**PROBLEM DETAILS**
Find each line that has the string "межведомственных" and give the total, with nothing else.

━━━ EXERCISE INPUTS ━━━

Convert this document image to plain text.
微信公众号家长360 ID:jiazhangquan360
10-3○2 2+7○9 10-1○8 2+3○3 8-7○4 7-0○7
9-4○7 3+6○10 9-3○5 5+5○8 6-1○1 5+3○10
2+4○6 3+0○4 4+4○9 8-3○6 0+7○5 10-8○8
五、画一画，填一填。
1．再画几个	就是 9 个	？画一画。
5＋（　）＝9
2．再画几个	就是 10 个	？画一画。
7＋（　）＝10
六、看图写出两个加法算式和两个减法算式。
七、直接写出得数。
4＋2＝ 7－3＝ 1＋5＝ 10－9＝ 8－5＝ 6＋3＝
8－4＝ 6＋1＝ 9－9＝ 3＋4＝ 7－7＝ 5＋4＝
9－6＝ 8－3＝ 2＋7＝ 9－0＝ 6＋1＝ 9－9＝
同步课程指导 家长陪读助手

━━━
━━━ EXERCISE INPUTS ━━━

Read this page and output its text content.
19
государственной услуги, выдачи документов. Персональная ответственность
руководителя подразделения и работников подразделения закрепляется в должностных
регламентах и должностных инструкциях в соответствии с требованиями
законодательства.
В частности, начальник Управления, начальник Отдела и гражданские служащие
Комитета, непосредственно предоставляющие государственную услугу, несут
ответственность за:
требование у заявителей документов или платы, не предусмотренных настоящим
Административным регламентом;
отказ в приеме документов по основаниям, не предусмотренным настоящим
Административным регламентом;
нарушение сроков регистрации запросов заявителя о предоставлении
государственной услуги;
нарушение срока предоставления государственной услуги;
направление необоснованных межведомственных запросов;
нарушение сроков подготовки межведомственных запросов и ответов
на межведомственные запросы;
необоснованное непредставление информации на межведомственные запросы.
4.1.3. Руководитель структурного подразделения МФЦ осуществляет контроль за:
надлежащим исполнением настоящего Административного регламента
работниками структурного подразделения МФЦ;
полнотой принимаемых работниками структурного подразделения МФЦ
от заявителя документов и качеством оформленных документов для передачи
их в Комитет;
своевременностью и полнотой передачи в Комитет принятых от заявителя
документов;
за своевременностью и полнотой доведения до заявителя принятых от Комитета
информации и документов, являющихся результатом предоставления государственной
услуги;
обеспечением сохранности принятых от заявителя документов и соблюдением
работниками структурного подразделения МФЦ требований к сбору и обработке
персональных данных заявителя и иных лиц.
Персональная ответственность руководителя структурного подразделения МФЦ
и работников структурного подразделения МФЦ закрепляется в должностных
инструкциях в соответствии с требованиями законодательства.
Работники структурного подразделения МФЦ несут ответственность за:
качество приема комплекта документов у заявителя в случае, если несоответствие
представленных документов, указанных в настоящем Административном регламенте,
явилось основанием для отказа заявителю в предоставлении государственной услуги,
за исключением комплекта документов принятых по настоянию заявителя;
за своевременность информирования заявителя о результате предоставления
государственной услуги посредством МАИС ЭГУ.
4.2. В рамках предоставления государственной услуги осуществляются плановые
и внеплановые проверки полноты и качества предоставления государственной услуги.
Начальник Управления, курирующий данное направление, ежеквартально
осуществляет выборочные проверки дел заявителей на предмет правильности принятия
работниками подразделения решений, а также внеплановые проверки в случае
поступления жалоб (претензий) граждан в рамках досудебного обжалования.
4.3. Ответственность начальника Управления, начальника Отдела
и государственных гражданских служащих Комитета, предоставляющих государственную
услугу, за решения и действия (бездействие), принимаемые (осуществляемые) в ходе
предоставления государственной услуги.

━━━

**WRITTEN RESPONSE**
2